SOURCE TEXT:
Saturday, April 24, 2004

George and the Star

ha. and i found it, just in one hour.

apparently, it's not gerry potterton, but gerald. and he did direct an animated short film about a man named george who decides to get a real star for the top of his christmas tree. and so he goes to look for one and has adventures.

that's all i found. but that's enough.

weirdly, gerald potterton also directed this animated movie called "heavy metal," which i also saw when i was a kid, but probably shouldn't have because it was adult animation with — if i remember correctly — boobs and blood. "heavy metal" is way more famous and its cover has this woman warrior riding a pterodactyl.

but "george and the star" is real, even if imdb doesn't know. i think i need to call my mom and brother tomorrow.

there may not be much about "george and the star" online, but at least now there's one more thing: this.

Friday, April 23, 2004

Alone in an Unlocked House

and while home, sick and studying on a friday night, i somehow remembered this old cartoon that i hadn't thought of in years. i only have the faintest images of it in my head, like parts of a dream or something, but i know it's real — i just can't reach far back enough to fully remember.

[Region annotation entries]
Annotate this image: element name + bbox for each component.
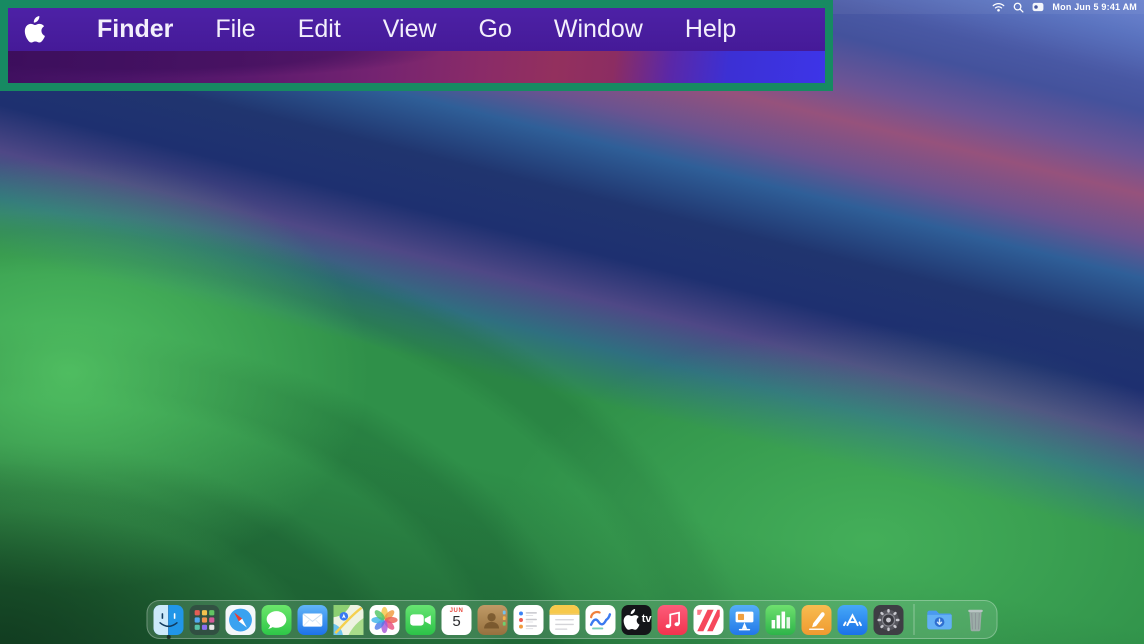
dock-item-tv[interactable]: tv (622, 605, 652, 635)
tv-label: tv (642, 614, 652, 625)
dock-item-freeform[interactable] (586, 605, 616, 635)
menu-bar: FinderFileEditViewGoWindowHelp (8, 8, 825, 51)
menu-edit[interactable]: Edit (277, 15, 362, 44)
dock-item-music[interactable] (658, 605, 688, 635)
menu-help[interactable]: Help (664, 15, 757, 44)
dock-item-finder[interactable] (154, 605, 184, 635)
wifi-icon[interactable] (992, 2, 1005, 12)
dock-item-calendar[interactable]: JUN5 (442, 605, 472, 635)
dock-item-news[interactable] (694, 605, 724, 635)
dock-item-downloads[interactable] (925, 605, 955, 635)
control-center-icon[interactable] (1032, 2, 1044, 12)
dock-separator (914, 604, 915, 635)
desktop: Mon Jun 5 9:41 AM FinderFileEditViewGoWi… (0, 0, 1144, 644)
dock-item-notes[interactable] (550, 605, 580, 635)
dock-item-reminders[interactable] (514, 605, 544, 635)
apple-logo-small (622, 605, 641, 635)
menu-view[interactable]: View (362, 15, 458, 44)
menu-app-finder[interactable]: Finder (76, 15, 194, 44)
menu-file[interactable]: File (194, 15, 276, 44)
spotlight-search-icon[interactable] (1013, 2, 1024, 13)
menu-window[interactable]: Window (533, 15, 664, 44)
dock-item-keynote[interactable] (730, 605, 760, 635)
apple-menu-icon[interactable] (22, 16, 46, 44)
dock-item-mail[interactable] (298, 605, 328, 635)
menu-bar-status: Mon Jun 5 9:41 AM (833, 0, 1144, 14)
status-icons (992, 2, 1044, 13)
dock-item-pages[interactable] (802, 605, 832, 635)
calendar-day-label: 5 (452, 614, 460, 631)
dock-item-facetime[interactable] (406, 605, 436, 635)
dock: JUN5 tv (147, 600, 998, 639)
dock-item-trash[interactable] (961, 605, 991, 635)
dock-item-numbers[interactable] (766, 605, 796, 635)
dock-item-launchpad[interactable] (190, 605, 220, 635)
dock-item-settings[interactable] (874, 605, 904, 635)
dock-item-contacts[interactable] (478, 605, 508, 635)
menu-bar-clock[interactable]: Mon Jun 5 9:41 AM (1052, 2, 1137, 12)
menu-go[interactable]: Go (458, 15, 533, 44)
dock-item-safari[interactable] (226, 605, 256, 635)
dock-item-appstore[interactable] (838, 605, 868, 635)
magnified-menu-bar-overlay: FinderFileEditViewGoWindowHelp (0, 0, 833, 91)
magnified-wallpaper (8, 51, 825, 83)
wallpaper (0, 0, 1144, 644)
dock-item-messages[interactable] (262, 605, 292, 635)
dock-item-photos[interactable] (370, 605, 400, 635)
dock-item-maps[interactable] (334, 605, 364, 635)
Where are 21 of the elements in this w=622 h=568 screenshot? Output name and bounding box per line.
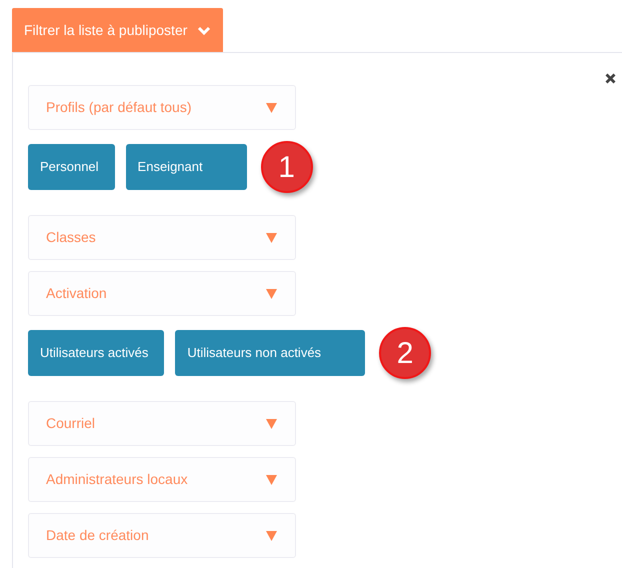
filter-dropdown[interactable]: Courriel: [28, 401, 296, 446]
filter-dropdown[interactable]: Administrateurs locaux: [28, 457, 296, 502]
caret-icon: [266, 288, 277, 298]
filter-dropdown[interactable]: Profils (par défaut tous): [28, 85, 296, 130]
filter-dropdown[interactable]: Date de création: [28, 513, 296, 558]
close-icon[interactable]: [605, 73, 616, 84]
filter-button[interactable]: Enseignant: [126, 144, 247, 190]
caret-icon: [266, 102, 277, 112]
caret-icon: [266, 530, 277, 540]
filter-button[interactable]: Utilisateurs activés: [28, 330, 164, 376]
caret-icon: [266, 232, 277, 242]
filter-button[interactable]: Personnel: [28, 144, 115, 190]
chevron-icon: [197, 24, 212, 36]
number-callout: 1: [260, 141, 313, 193]
number-callout: 2: [379, 327, 432, 379]
caret-icon: [266, 474, 277, 484]
filter-dropdown[interactable]: Activation: [28, 271, 296, 316]
caret-icon: [266, 418, 277, 428]
filter-toggle-button[interactable]: Filtrer la liste à publiposter: [12, 8, 224, 52]
filter-dropdown[interactable]: Classes: [28, 215, 296, 260]
filter-button[interactable]: Utilisateurs non activés: [175, 330, 366, 376]
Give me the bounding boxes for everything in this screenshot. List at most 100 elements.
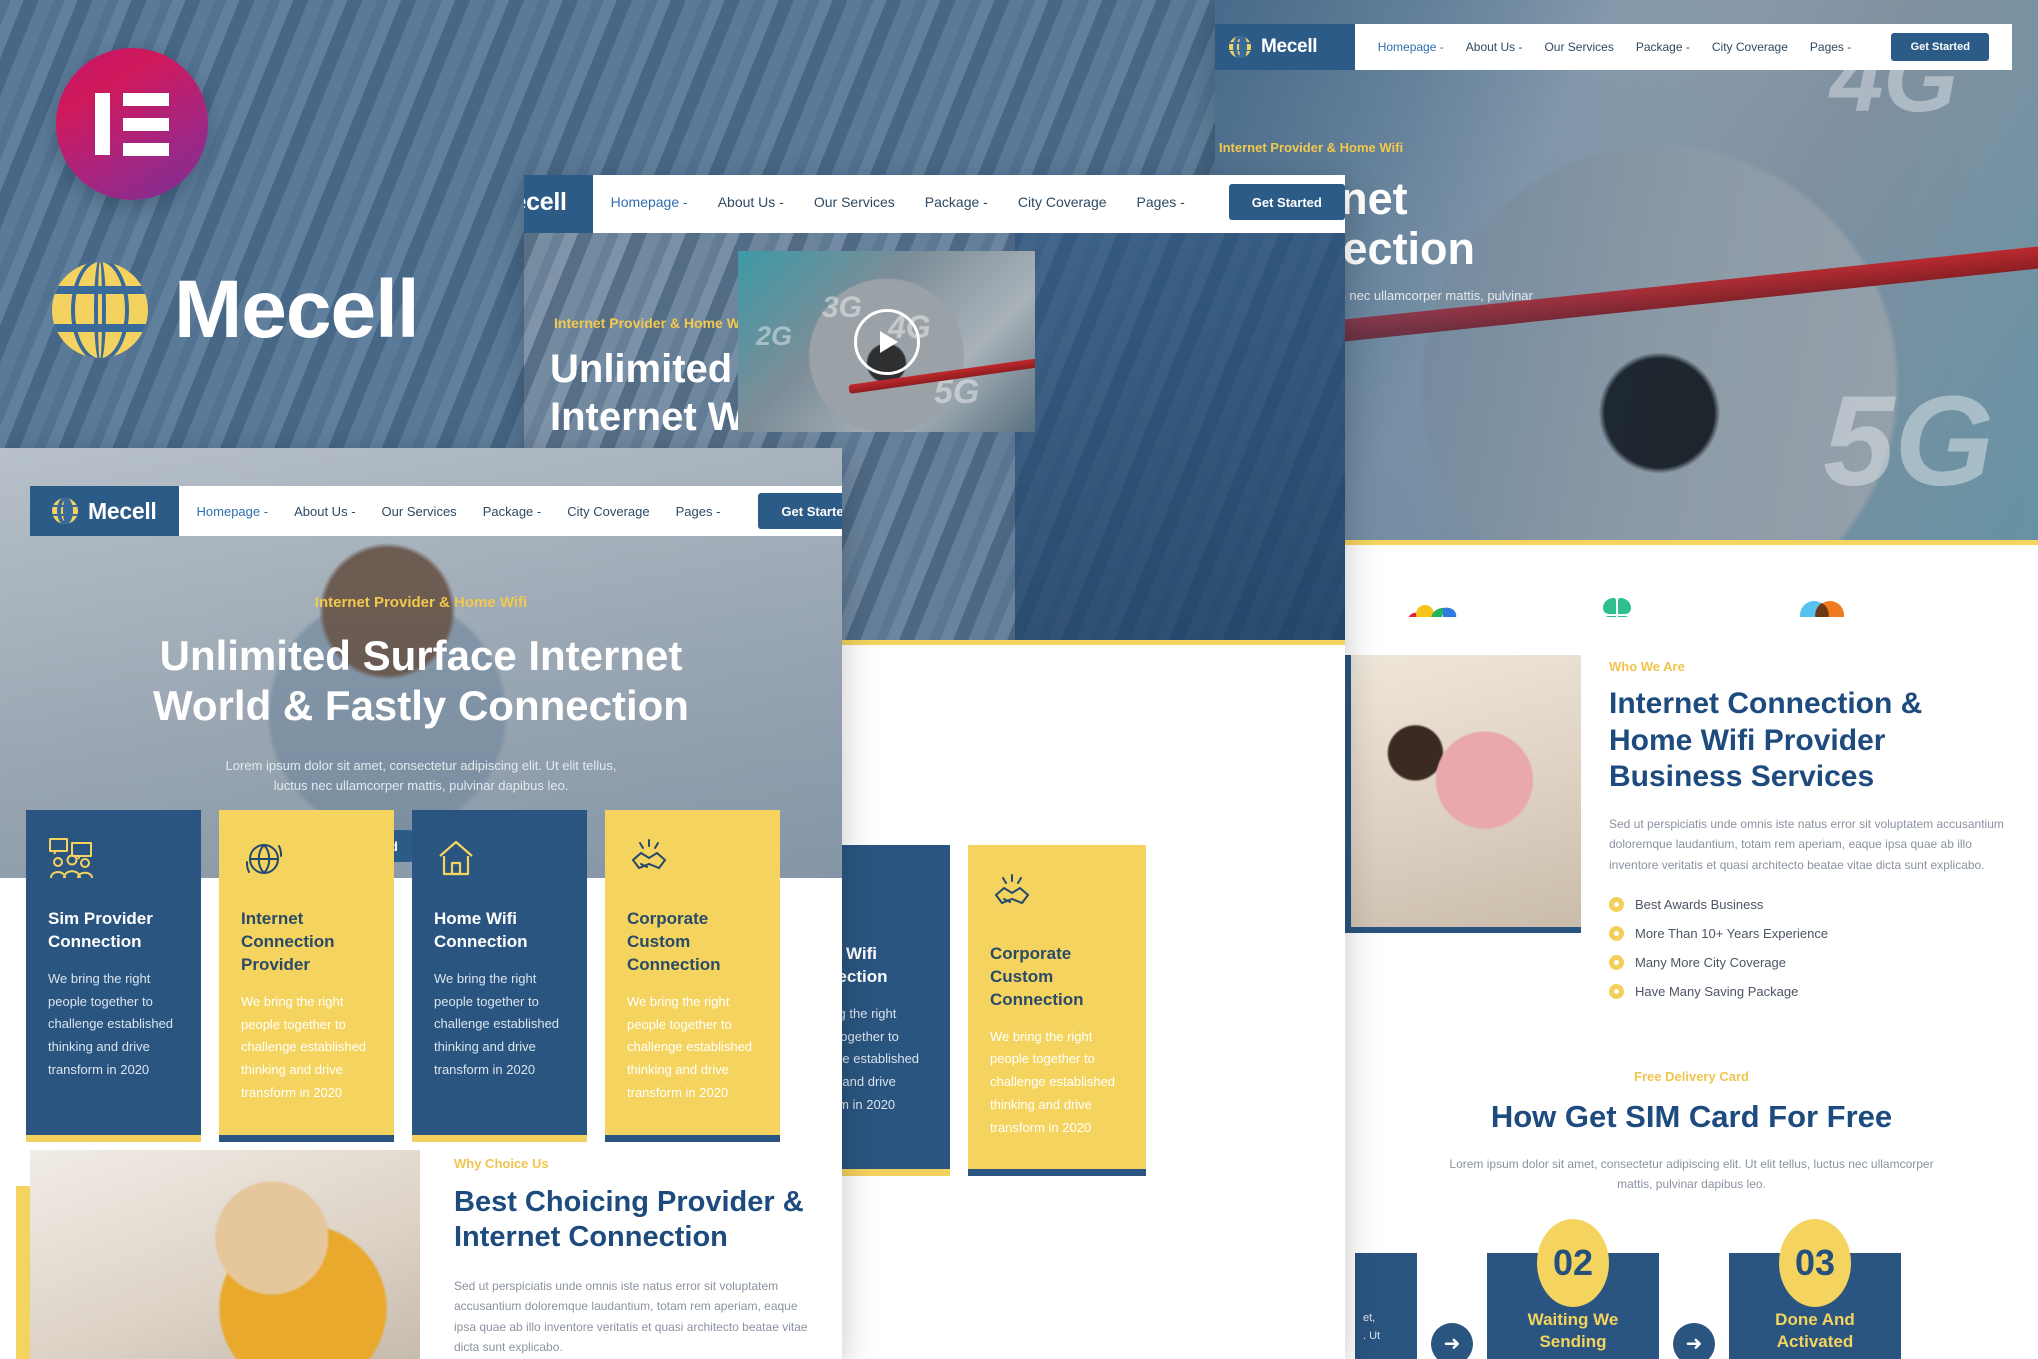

CHALLENGES:
**A.** Rewrite the blog post's paragraph beginning "weirdly, gerald potterton also directed" in fewer words, keeping its main facts.
**B.** Please turn everything in the entries from the line containing "dock-item-tv[interactable]: tv (622, 605, 652, 635)" down to the line containing "control-center-icon[interactable] (1032, 2, 1044, 12)" into a numbered list.
The entries bear no relation to the blog post.

RESPONSE LIST:
**A.** Gerald Potterton also directed "Heavy Metal," a far more famous adult animated film, with, as the writer recalls, nudity and blood. The writer saw it as a child, probably too young. Its cover shows a woman warrior riding a pterodactyl.

**B.**
1. dock-item-tv[interactable]: tv (622, 605, 652, 635)
2. tv-label: tv (642, 614, 652, 625)
3. dock-item-freeform[interactable] (586, 605, 616, 635)
4. menu-bar: FinderFileEditViewGoWindowHelp (8, 8, 825, 51)
5. menu-edit[interactable]: Edit (277, 15, 362, 44)
6. dock-item-music[interactable] (658, 605, 688, 635)
7. menu-help[interactable]: Help (664, 15, 757, 44)
8. dock-item-finder[interactable] (154, 605, 184, 635)
9. wifi-icon[interactable] (992, 2, 1005, 12)
10. dock-item-calendar[interactable]: JUN5 (442, 605, 472, 635)
11. dock-item-news[interactable] (694, 605, 724, 635)
12. dock-item-downloads[interactable] (925, 605, 955, 635)
13. control-center-icon[interactable] (1032, 2, 1044, 12)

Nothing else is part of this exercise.